Copy out the material below in full, but not its images.

─── GIVEN RECORDS

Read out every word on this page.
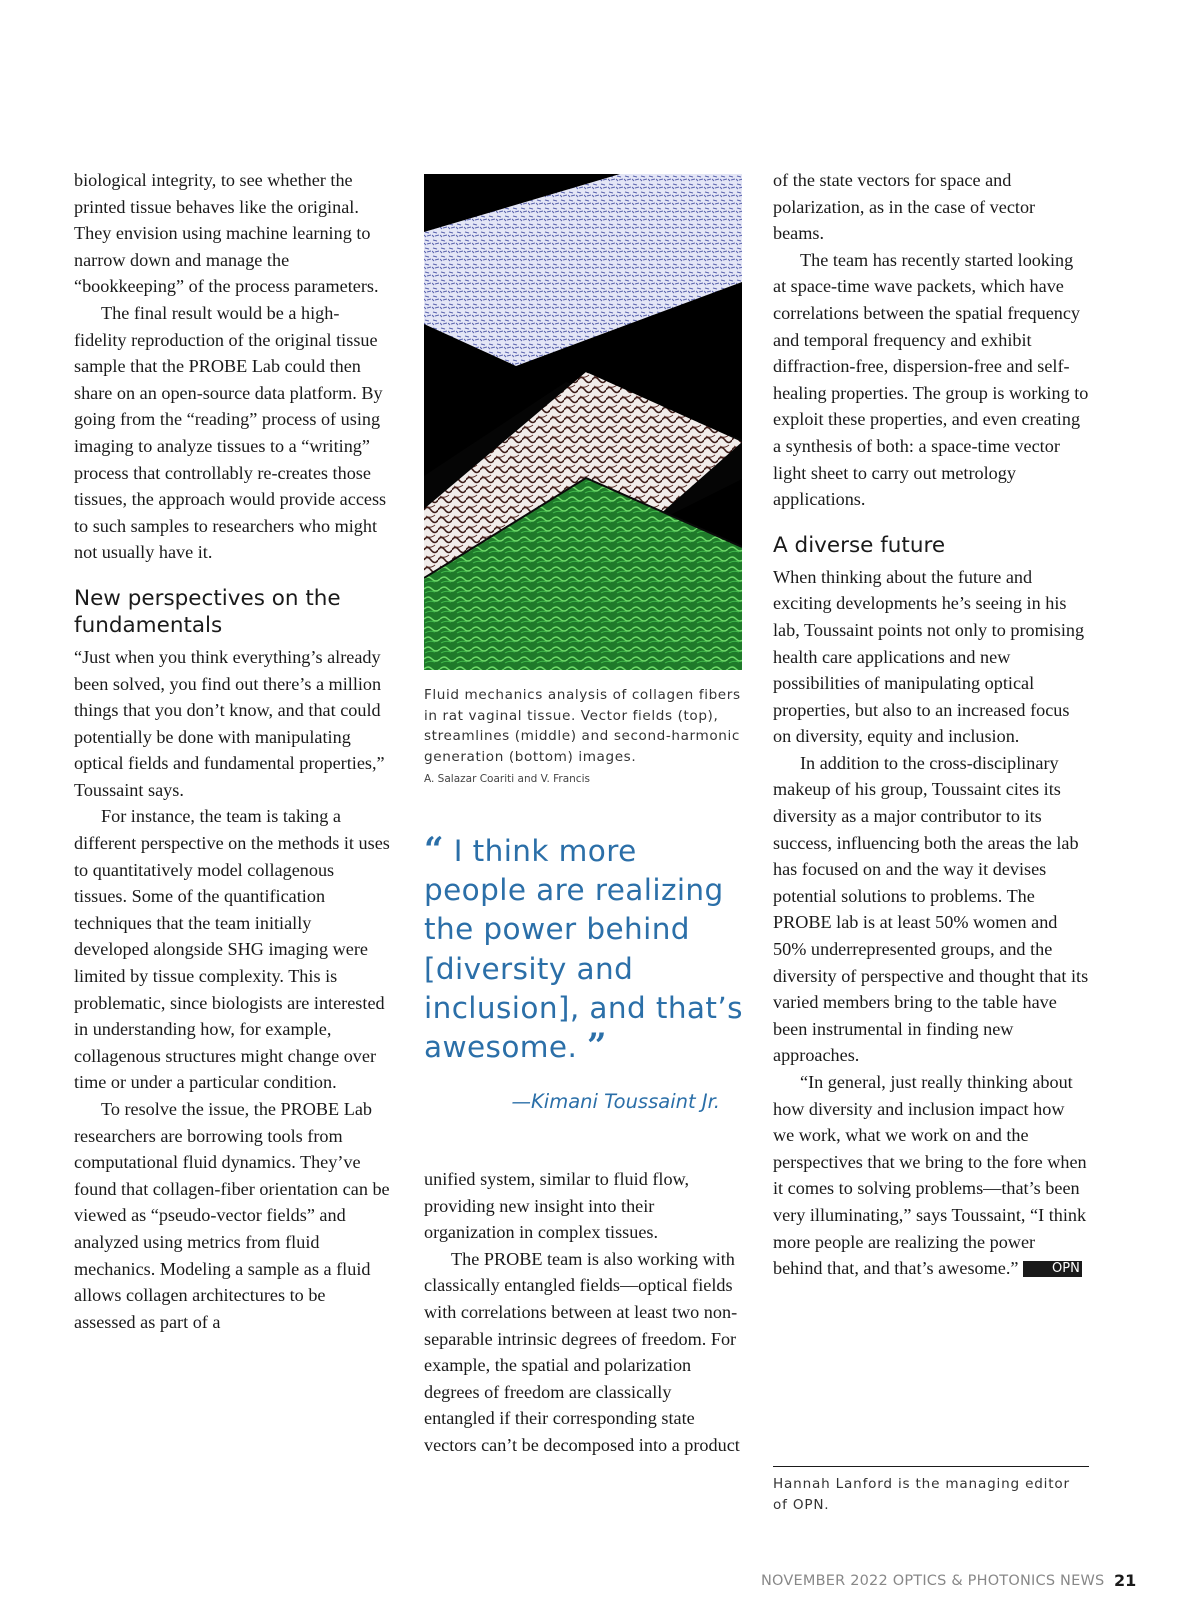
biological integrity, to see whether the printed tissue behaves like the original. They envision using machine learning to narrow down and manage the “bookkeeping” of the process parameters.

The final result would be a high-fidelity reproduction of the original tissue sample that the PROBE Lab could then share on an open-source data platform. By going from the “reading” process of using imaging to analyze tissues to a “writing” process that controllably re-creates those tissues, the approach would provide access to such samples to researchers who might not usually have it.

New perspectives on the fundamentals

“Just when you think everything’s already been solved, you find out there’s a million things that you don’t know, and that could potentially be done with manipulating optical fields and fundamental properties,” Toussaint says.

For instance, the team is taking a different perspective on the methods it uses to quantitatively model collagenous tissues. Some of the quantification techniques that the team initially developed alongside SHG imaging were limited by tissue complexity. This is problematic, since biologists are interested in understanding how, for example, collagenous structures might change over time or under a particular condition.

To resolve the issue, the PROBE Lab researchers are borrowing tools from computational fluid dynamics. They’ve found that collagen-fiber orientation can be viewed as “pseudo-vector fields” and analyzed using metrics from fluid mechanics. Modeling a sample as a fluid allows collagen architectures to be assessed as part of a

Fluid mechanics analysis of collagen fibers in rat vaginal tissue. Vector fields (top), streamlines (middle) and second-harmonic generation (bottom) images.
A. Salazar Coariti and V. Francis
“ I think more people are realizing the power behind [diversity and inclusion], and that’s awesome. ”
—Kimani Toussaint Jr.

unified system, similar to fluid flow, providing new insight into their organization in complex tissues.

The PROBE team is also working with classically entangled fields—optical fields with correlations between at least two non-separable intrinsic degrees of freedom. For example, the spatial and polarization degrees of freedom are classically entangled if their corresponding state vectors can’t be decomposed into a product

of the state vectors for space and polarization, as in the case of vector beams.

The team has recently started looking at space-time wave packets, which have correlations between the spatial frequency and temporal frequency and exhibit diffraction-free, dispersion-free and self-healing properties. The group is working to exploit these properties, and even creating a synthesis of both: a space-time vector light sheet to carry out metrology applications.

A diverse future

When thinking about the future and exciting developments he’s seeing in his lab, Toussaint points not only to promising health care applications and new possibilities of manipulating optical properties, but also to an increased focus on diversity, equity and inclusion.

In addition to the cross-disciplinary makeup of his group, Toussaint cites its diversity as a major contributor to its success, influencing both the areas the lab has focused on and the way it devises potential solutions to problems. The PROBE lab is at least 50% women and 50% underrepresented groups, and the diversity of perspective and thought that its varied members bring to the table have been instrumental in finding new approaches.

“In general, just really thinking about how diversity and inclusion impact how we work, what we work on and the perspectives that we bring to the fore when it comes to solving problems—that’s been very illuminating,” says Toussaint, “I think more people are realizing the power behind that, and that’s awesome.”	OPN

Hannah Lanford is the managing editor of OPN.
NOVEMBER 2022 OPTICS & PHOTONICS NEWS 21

──────

EXERCISE OUTPUT:
Read out every word on this page.
biological integrity, to see whether the printed tissue behaves like the original. They envision using machine learning to narrow down and manage the “bookkeeping” of the process parameters.

The final result would be a high-fidelity reproduction of the original tissue sample that the PROBE Lab could then share on an open-source data platform. By going from the “reading” process of using imaging to analyze tissues to a “writing” process that controllably re-creates those tissues, the approach would provide access to such samples to researchers who might not usually have it.

New perspectives on the fundamentals

“Just when you think everything’s already been solved, you find out there’s a million things that you don’t know, and that could potentially be done with manipulating optical fields and fundamental properties,” Toussaint says.

For instance, the team is taking a different perspective on the methods it uses to quantitatively model collagenous tissues. Some of the quantification techniques that the team initially developed alongside SHG imaging were limited by tissue complexity. This is problematic, since biologists are interested in understanding how, for example, collagenous structures might change over time or under a particular condition.

To resolve the issue, the PROBE Lab researchers are borrowing tools from computational fluid dynamics. They’ve found that collagen-fiber orientation can be viewed as “pseudo-vector fields” and analyzed using metrics from fluid mechanics. Modeling a sample as a fluid allows collagen architectures to be assessed as part of a

Fluid mechanics analysis of collagen fibers in rat vaginal tissue. Vector fields (top), streamlines (middle) and second-harmonic generation (bottom) images.
A. Salazar Coariti and V. Francis
“ I think more people are realizing the power behind [diversity and inclusion], and that’s awesome. ”
—Kimani Toussaint Jr.

unified system, similar to fluid flow, providing new insight into their organization in complex tissues.

The PROBE team is also working with classically entangled fields—optical fields with correlations between at least two non-separable intrinsic degrees of freedom. For example, the spatial and polarization degrees of freedom are classically entangled if their corresponding state vectors can’t be decomposed into a product

of the state vectors for space and polarization, as in the case of vector beams.

The team has recently started looking at space-time wave packets, which have correlations between the spatial frequency and temporal frequency and exhibit diffraction-free, dispersion-free and self-healing properties. The group is working to exploit these properties, and even creating a synthesis of both: a space-time vector light sheet to carry out metrology applications.

A diverse future

When thinking about the future and exciting developments he’s seeing in his lab, Toussaint points not only to promising health care applications and new possibilities of manipulating optical properties, but also to an increased focus on diversity, equity and inclusion.

In addition to the cross-disciplinary makeup of his group, Toussaint cites its diversity as a major contributor to its success, influencing both the areas the lab has focused on and the way it devises potential solutions to problems. The PROBE lab is at least 50% women and 50% underrepresented groups, and the diversity of perspective and thought that its varied members bring to the table have been instrumental in finding new approaches.

“In general, just really thinking about how diversity and inclusion impact how we work, what we work on and the perspectives that we bring to the fore when it comes to solving problems—that’s been very illuminating,” says Toussaint, “I think more people are realizing the power behind that, and that’s awesome.”	OPN

Hannah Lanford is the managing editor of OPN.
NOVEMBER 2022 OPTICS & PHOTONICS NEWS 21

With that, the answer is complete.